§ Task to carry out
State how many lines of the entries below hold the word "this"; reply with nothing but the number.

-- begin Listed entries --

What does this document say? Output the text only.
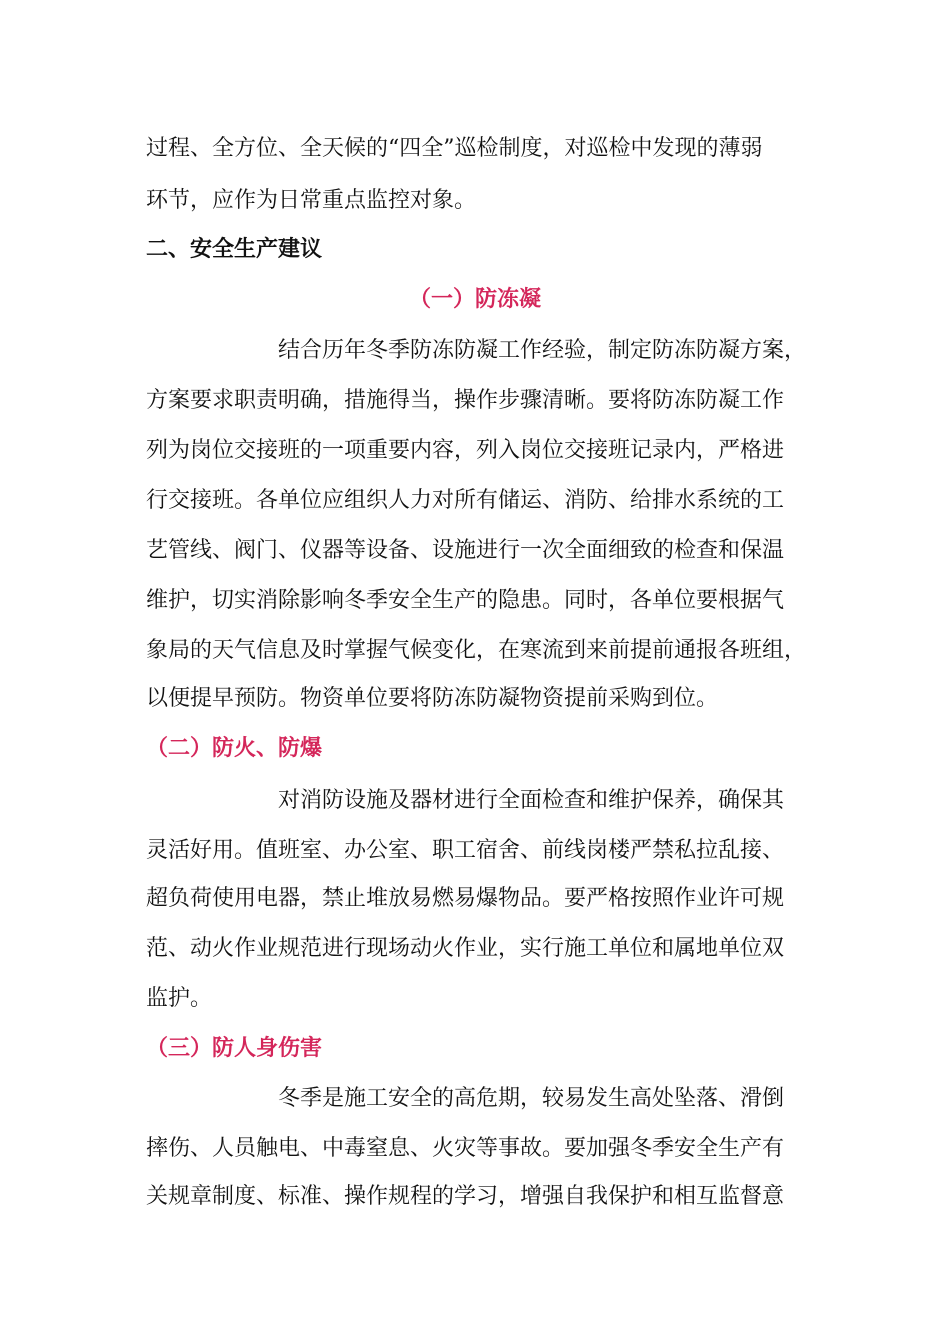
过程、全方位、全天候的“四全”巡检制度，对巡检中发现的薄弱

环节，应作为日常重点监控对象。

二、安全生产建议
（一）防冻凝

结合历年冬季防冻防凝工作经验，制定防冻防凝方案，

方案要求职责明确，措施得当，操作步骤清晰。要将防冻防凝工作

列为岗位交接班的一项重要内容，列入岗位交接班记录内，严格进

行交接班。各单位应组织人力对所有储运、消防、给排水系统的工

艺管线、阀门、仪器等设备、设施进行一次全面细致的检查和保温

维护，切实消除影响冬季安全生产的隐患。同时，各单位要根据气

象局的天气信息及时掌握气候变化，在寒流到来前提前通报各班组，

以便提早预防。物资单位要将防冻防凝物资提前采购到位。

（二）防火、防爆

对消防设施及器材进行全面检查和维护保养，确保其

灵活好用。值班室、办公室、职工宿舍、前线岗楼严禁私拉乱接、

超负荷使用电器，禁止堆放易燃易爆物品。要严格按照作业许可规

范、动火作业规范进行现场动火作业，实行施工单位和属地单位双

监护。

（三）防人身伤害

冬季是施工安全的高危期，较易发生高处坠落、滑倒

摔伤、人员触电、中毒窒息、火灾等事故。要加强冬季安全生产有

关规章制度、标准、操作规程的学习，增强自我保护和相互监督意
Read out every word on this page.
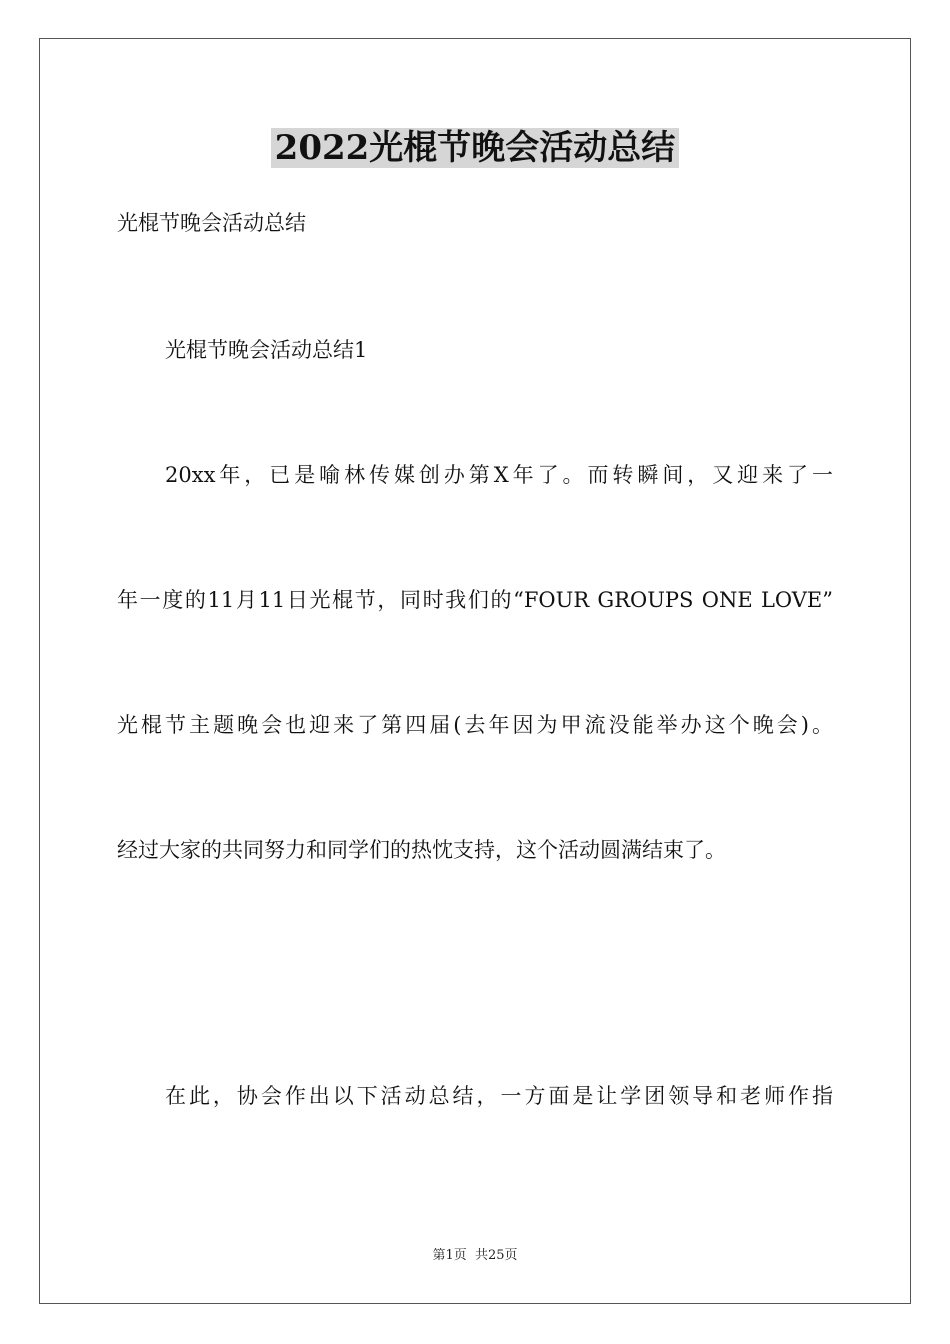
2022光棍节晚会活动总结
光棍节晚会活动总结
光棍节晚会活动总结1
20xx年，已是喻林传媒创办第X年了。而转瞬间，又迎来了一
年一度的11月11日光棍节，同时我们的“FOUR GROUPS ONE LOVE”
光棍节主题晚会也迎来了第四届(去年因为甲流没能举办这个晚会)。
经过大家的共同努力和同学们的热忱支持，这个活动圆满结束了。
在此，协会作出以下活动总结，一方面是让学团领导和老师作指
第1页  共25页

-- end Listed entries --

§ Exercise solution
2